(Collected data)
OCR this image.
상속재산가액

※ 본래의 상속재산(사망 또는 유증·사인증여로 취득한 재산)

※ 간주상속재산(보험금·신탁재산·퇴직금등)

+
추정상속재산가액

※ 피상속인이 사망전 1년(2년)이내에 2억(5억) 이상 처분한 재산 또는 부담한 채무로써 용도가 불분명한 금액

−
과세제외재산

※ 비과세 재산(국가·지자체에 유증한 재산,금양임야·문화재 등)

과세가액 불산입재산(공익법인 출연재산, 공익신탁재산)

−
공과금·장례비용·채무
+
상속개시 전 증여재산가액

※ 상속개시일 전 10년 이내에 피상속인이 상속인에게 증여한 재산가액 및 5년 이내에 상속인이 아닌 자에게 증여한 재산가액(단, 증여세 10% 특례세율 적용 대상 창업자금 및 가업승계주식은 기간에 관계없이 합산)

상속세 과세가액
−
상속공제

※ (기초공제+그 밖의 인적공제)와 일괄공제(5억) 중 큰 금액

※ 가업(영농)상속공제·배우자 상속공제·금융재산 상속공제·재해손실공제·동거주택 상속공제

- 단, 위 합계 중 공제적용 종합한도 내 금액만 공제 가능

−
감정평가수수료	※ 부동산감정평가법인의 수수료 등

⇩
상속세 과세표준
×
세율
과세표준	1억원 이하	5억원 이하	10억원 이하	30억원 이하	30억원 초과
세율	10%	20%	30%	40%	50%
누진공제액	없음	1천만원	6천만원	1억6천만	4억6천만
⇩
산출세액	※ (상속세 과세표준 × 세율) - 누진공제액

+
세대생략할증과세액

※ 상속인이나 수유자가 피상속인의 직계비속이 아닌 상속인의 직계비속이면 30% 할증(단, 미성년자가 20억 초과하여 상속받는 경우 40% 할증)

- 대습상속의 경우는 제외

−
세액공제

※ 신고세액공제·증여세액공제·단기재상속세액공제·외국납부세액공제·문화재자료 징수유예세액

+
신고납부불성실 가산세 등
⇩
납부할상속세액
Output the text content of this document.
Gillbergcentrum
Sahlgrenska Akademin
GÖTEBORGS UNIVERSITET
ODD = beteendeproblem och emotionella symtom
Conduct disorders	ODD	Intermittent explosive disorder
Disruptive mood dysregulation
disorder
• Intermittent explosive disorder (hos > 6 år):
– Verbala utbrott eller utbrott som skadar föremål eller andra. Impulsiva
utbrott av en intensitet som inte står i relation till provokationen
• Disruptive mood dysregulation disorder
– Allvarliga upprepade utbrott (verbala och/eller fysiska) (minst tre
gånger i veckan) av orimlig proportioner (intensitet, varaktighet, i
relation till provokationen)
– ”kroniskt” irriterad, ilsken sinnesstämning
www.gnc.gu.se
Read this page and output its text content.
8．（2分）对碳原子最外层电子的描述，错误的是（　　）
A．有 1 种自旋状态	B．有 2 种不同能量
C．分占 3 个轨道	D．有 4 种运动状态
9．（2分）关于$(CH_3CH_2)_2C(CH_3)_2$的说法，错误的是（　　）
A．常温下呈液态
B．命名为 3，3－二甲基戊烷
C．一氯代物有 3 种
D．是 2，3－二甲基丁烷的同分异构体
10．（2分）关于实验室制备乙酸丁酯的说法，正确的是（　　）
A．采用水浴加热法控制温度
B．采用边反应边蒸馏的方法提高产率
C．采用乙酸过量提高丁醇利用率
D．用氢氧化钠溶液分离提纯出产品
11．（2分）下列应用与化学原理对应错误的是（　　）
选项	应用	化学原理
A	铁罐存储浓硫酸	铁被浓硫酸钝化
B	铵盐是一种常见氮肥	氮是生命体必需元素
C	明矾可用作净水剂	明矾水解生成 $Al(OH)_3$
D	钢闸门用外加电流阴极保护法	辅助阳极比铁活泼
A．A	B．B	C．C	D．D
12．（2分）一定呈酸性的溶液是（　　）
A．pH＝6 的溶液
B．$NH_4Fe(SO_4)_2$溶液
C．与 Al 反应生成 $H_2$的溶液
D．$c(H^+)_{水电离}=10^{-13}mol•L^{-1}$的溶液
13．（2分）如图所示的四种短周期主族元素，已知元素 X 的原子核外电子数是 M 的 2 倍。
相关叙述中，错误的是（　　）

AIM —
All the data must be duplicated exactly, with nothing added or removed.

ANSWER —
OCR this image.
상속재산가액

※ 본래의 상속재산(사망 또는 유증·사인증여로 취득한 재산)

※ 간주상속재산(보험금·신탁재산·퇴직금등)

+
추정상속재산가액

※ 피상속인이 사망전 1년(2년)이내에 2억(5억) 이상 처분한 재산 또는 부담한 채무로써 용도가 불분명한 금액

−
과세제외재산

※ 비과세 재산(국가·지자체에 유증한 재산,금양임야·문화재 등)

과세가액 불산입재산(공익법인 출연재산, 공익신탁재산)

−
공과금·장례비용·채무
+
상속개시 전 증여재산가액

※ 상속개시일 전 10년 이내에 피상속인이 상속인에게 증여한 재산가액 및 5년 이내에 상속인이 아닌 자에게 증여한 재산가액(단, 증여세 10% 특례세율 적용 대상 창업자금 및 가업승계주식은 기간에 관계없이 합산)

상속세 과세가액
−
상속공제

※ (기초공제+그 밖의 인적공제)와 일괄공제(5억) 중 큰 금액

※ 가업(영농)상속공제·배우자 상속공제·금융재산 상속공제·재해손실공제·동거주택 상속공제

- 단, 위 합계 중 공제적용 종합한도 내 금액만 공제 가능

−
감정평가수수료	※ 부동산감정평가법인의 수수료 등

⇩
상속세 과세표준
×
세율
과세표준	1억원 이하	5억원 이하	10억원 이하	30억원 이하	30억원 초과
세율	10%	20%	30%	40%	50%
누진공제액	없음	1천만원	6천만원	1억6천만	4억6천만
⇩
산출세액	※ (상속세 과세표준 × 세율) - 누진공제액

+
세대생략할증과세액

※ 상속인이나 수유자가 피상속인의 직계비속이 아닌 상속인의 직계비속이면 30% 할증(단, 미성년자가 20억 초과하여 상속받는 경우 40% 할증)

- 대습상속의 경우는 제외

−
세액공제

※ 신고세액공제·증여세액공제·단기재상속세액공제·외국납부세액공제·문화재자료 징수유예세액

+
신고납부불성실 가산세 등
⇩
납부할상속세액
Output the text content of this document.
Gillbergcentrum
Sahlgrenska Akademin
GÖTEBORGS UNIVERSITET
ODD = beteendeproblem och emotionella symtom
Conduct disorders	ODD	Intermittent explosive disorder
Disruptive mood dysregulation
disorder
• Intermittent explosive disorder (hos > 6 år):
– Verbala utbrott eller utbrott som skadar föremål eller andra. Impulsiva
utbrott av en intensitet som inte står i relation till provokationen
• Disruptive mood dysregulation disorder
– Allvarliga upprepade utbrott (verbala och/eller fysiska) (minst tre
gånger i veckan) av orimlig proportioner (intensitet, varaktighet, i
relation till provokationen)
– ”kroniskt” irriterad, ilsken sinnesstämning
www.gnc.gu.se
Read this page and output its text content.
8．（2分）对碳原子最外层电子的描述，错误的是（　　）
A．有 1 种自旋状态	B．有 2 种不同能量
C．分占 3 个轨道	D．有 4 种运动状态
9．（2分）关于$(CH_3CH_2)_2C(CH_3)_2$的说法，错误的是（　　）
A．常温下呈液态
B．命名为 3，3－二甲基戊烷
C．一氯代物有 3 种
D．是 2，3－二甲基丁烷的同分异构体
10．（2分）关于实验室制备乙酸丁酯的说法，正确的是（　　）
A．采用水浴加热法控制温度
B．采用边反应边蒸馏的方法提高产率
C．采用乙酸过量提高丁醇利用率
D．用氢氧化钠溶液分离提纯出产品
11．（2分）下列应用与化学原理对应错误的是（　　）
选项	应用	化学原理
A	铁罐存储浓硫酸	铁被浓硫酸钝化
B	铵盐是一种常见氮肥	氮是生命体必需元素
C	明矾可用作净水剂	明矾水解生成 $Al(OH)_3$
D	钢闸门用外加电流阴极保护法	辅助阳极比铁活泼
A．A	B．B	C．C	D．D
12．（2分）一定呈酸性的溶液是（　　）
A．pH＝6 的溶液
B．$NH_4Fe(SO_4)_2$溶液
C．与 Al 反应生成 $H_2$的溶液
D．$c(H^+)_{水电离}=10^{-13}mol•L^{-1}$的溶液
13．（2分）如图所示的四种短周期主族元素，已知元素 X 的原子核外电子数是 M 的 2 倍。
相关叙述中，错误的是（　　）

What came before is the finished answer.